_What the exercise asks_:
Quote the entries that follow exactly, leaving none out.

_Information supplied_:
^^^^^^^^^^^^^^^^

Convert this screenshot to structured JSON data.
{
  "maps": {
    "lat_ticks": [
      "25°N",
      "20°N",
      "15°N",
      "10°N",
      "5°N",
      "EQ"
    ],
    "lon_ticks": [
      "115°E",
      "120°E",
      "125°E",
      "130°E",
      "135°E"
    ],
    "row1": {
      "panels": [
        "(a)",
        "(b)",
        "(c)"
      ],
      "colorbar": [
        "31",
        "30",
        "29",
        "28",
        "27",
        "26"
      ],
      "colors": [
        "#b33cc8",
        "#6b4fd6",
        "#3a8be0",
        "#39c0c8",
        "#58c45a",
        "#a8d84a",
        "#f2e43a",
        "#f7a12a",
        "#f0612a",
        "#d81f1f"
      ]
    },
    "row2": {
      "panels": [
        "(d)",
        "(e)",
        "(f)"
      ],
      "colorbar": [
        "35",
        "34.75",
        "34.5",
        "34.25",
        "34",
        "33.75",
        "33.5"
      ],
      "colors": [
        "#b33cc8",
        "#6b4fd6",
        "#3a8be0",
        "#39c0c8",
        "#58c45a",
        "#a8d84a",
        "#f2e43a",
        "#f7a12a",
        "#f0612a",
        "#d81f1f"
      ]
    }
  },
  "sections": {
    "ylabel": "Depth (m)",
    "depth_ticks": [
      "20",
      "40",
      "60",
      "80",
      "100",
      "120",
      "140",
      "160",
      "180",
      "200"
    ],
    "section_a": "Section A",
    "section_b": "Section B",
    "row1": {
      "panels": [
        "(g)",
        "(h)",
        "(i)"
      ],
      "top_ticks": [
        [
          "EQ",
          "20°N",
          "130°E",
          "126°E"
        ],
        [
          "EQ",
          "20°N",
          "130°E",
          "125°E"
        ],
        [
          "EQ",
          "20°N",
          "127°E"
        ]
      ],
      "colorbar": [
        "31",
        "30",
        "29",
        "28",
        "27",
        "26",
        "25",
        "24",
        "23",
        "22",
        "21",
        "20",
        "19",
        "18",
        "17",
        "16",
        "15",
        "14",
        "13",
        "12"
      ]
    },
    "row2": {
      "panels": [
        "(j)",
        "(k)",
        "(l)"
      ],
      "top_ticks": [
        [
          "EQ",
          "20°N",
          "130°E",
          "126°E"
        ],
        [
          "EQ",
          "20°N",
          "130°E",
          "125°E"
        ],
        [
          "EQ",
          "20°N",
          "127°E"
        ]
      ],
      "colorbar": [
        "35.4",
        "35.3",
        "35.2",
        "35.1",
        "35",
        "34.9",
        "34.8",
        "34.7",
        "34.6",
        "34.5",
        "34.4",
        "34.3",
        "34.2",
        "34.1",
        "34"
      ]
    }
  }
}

^^^^^^^^^^^^^^^^

_Answer to this task_:
Convert this screenshot to structured JSON data.
{
  "maps": {
    "lat_ticks": [
      "25°N",
      "20°N",
      "15°N",
      "10°N",
      "5°N",
      "EQ"
    ],
    "lon_ticks": [
      "115°E",
      "120°E",
      "125°E",
      "130°E",
      "135°E"
    ],
    "row1": {
      "panels": [
        "(a)",
        "(b)",
        "(c)"
      ],
      "colorbar": [
        "31",
        "30",
        "29",
        "28",
        "27",
        "26"
      ],
      "colors": [
        "#b33cc8",
        "#6b4fd6",
        "#3a8be0",
        "#39c0c8",
        "#58c45a",
        "#a8d84a",
        "#f2e43a",
        "#f7a12a",
        "#f0612a",
        "#d81f1f"
      ]
    },
    "row2": {
      "panels": [
        "(d)",
        "(e)",
        "(f)"
      ],
      "colorbar": [
        "35",
        "34.75",
        "34.5",
        "34.25",
        "34",
        "33.75",
        "33.5"
      ],
      "colors": [
        "#b33cc8",
        "#6b4fd6",
        "#3a8be0",
        "#39c0c8",
        "#58c45a",
        "#a8d84a",
        "#f2e43a",
        "#f7a12a",
        "#f0612a",
        "#d81f1f"
      ]
    }
  },
  "sections": {
    "ylabel": "Depth (m)",
    "depth_ticks": [
      "20",
      "40",
      "60",
      "80",
      "100",
      "120",
      "140",
      "160",
      "180",
      "200"
    ],
    "section_a": "Section A",
    "section_b": "Section B",
    "row1": {
      "panels": [
        "(g)",
        "(h)",
        "(i)"
      ],
      "top_ticks": [
        [
          "EQ",
          "20°N",
          "130°E",
          "126°E"
        ],
        [
          "EQ",
          "20°N",
          "130°E",
          "125°E"
        ],
        [
          "EQ",
          "20°N",
          "127°E"
        ]
      ],
      "colorbar": [
        "31",
        "30",
        "29",
        "28",
        "27",
        "26",
        "25",
        "24",
        "23",
        "22",
        "21",
        "20",
        "19",
        "18",
        "17",
        "16",
        "15",
        "14",
        "13",
        "12"
      ]
    },
    "row2": {
      "panels": [
        "(j)",
        "(k)",
        "(l)"
      ],
      "top_ticks": [
        [
          "EQ",
          "20°N",
          "130°E",
          "126°E"
        ],
        [
          "EQ",
          "20°N",
          "130°E",
          "125°E"
        ],
        [
          "EQ",
          "20°N",
          "127°E"
        ]
      ],
      "colorbar": [
        "35.4",
        "35.3",
        "35.2",
        "35.1",
        "35",
        "34.9",
        "34.8",
        "34.7",
        "34.6",
        "34.5",
        "34.4",
        "34.3",
        "34.2",
        "34.1",
        "34"
      ]
    }
  }
}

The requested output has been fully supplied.